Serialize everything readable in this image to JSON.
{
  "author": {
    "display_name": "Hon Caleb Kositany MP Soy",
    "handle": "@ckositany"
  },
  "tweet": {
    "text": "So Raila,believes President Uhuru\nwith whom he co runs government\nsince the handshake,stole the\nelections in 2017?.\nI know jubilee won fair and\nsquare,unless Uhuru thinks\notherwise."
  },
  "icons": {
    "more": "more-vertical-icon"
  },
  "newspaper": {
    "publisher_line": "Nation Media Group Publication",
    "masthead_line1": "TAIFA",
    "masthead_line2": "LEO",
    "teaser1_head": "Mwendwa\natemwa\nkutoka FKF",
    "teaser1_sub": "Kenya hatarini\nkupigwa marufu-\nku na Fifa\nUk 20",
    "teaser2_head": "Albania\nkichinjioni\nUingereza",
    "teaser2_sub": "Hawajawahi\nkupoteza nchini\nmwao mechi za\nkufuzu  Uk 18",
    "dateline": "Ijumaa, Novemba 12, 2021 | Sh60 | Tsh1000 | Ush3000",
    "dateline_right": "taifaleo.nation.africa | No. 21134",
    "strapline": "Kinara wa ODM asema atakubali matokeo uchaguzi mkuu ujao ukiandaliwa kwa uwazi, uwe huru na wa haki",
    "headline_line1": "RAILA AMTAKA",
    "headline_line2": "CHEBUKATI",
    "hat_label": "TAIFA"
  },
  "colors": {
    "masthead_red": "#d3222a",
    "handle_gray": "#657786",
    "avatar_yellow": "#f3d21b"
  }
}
===
Transcribe every entry exactly, omitting nothing.

* RESPONSE TO THIS EXERCISE
Serialize everything readable in this image to JSON.
{
  "author": {
    "display_name": "Hon Caleb Kositany MP Soy",
    "handle": "@ckositany"
  },
  "tweet": {
    "text": "So Raila,believes President Uhuru\nwith whom he co runs government\nsince the handshake,stole the\nelections in 2017?.\nI know jubilee won fair and\nsquare,unless Uhuru thinks\notherwise."
  },
  "icons": {
    "more": "more-vertical-icon"
  },
  "newspaper": {
    "publisher_line": "Nation Media Group Publication",
    "masthead_line1": "TAIFA",
    "masthead_line2": "LEO",
    "teaser1_head": "Mwendwa\natemwa\nkutoka FKF",
    "teaser1_sub": "Kenya hatarini\nkupigwa marufu-\nku na Fifa\nUk 20",
    "teaser2_head": "Albania\nkichinjioni\nUingereza",
    "teaser2_sub": "Hawajawahi\nkupoteza nchini\nmwao mechi za\nkufuzu  Uk 18",
    "dateline": "Ijumaa, Novemba 12, 2021 | Sh60 | Tsh1000 | Ush3000",
    "dateline_right": "taifaleo.nation.africa | No. 21134",
    "strapline": "Kinara wa ODM asema atakubali matokeo uchaguzi mkuu ujao ukiandaliwa kwa uwazi, uwe huru na wa haki",
    "headline_line1": "RAILA AMTAKA",
    "headline_line2": "CHEBUKATI",
    "hat_label": "TAIFA"
  },
  "colors": {
    "masthead_red": "#d3222a",
    "handle_gray": "#657786",
    "avatar_yellow": "#f3d21b"
  }
}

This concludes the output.